● SHORT EXERCISE
Each entry has to be copied exactly, with nothing missed.

● Dataset items
---+---
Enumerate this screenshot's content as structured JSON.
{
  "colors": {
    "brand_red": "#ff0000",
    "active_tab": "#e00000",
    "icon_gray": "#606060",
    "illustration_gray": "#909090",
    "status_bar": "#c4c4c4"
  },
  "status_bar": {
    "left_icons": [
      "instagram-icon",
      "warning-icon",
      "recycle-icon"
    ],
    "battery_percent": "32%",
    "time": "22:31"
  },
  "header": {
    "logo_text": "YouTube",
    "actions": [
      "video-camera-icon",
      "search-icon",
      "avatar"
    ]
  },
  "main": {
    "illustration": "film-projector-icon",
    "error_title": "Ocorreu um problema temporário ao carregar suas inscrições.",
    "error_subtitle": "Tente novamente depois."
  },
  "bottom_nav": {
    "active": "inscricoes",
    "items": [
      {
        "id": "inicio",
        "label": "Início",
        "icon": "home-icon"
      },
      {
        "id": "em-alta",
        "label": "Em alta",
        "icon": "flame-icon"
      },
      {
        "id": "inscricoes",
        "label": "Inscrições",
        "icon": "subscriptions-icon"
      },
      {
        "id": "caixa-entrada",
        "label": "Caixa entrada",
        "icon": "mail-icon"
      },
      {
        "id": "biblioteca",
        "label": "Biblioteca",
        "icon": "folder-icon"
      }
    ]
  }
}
---+---
● SOLUTION BELOW
Enumerate this screenshot's content as structured JSON.
{
  "colors": {
    "brand_red": "#ff0000",
    "active_tab": "#e00000",
    "icon_gray": "#606060",
    "illustration_gray": "#909090",
    "status_bar": "#c4c4c4"
  },
  "status_bar": {
    "left_icons": [
      "instagram-icon",
      "warning-icon",
      "recycle-icon"
    ],
    "battery_percent": "32%",
    "time": "22:31"
  },
  "header": {
    "logo_text": "YouTube",
    "actions": [
      "video-camera-icon",
      "search-icon",
      "avatar"
    ]
  },
  "main": {
    "illustration": "film-projector-icon",
    "error_title": "Ocorreu um problema temporário ao carregar suas inscrições.",
    "error_subtitle": "Tente novamente depois."
  },
  "bottom_nav": {
    "active": "inscricoes",
    "items": [
      {
        "id": "inicio",
        "label": "Início",
        "icon": "home-icon"
      },
      {
        "id": "em-alta",
        "label": "Em alta",
        "icon": "flame-icon"
      },
      {
        "id": "inscricoes",
        "label": "Inscrições",
        "icon": "subscriptions-icon"
      },
      {
        "id": "caixa-entrada",
        "label": "Caixa entrada",
        "icon": "mail-icon"
      },
      {
        "id": "biblioteca",
        "label": "Biblioteca",
        "icon": "folder-icon"
      }
    ]
  }
}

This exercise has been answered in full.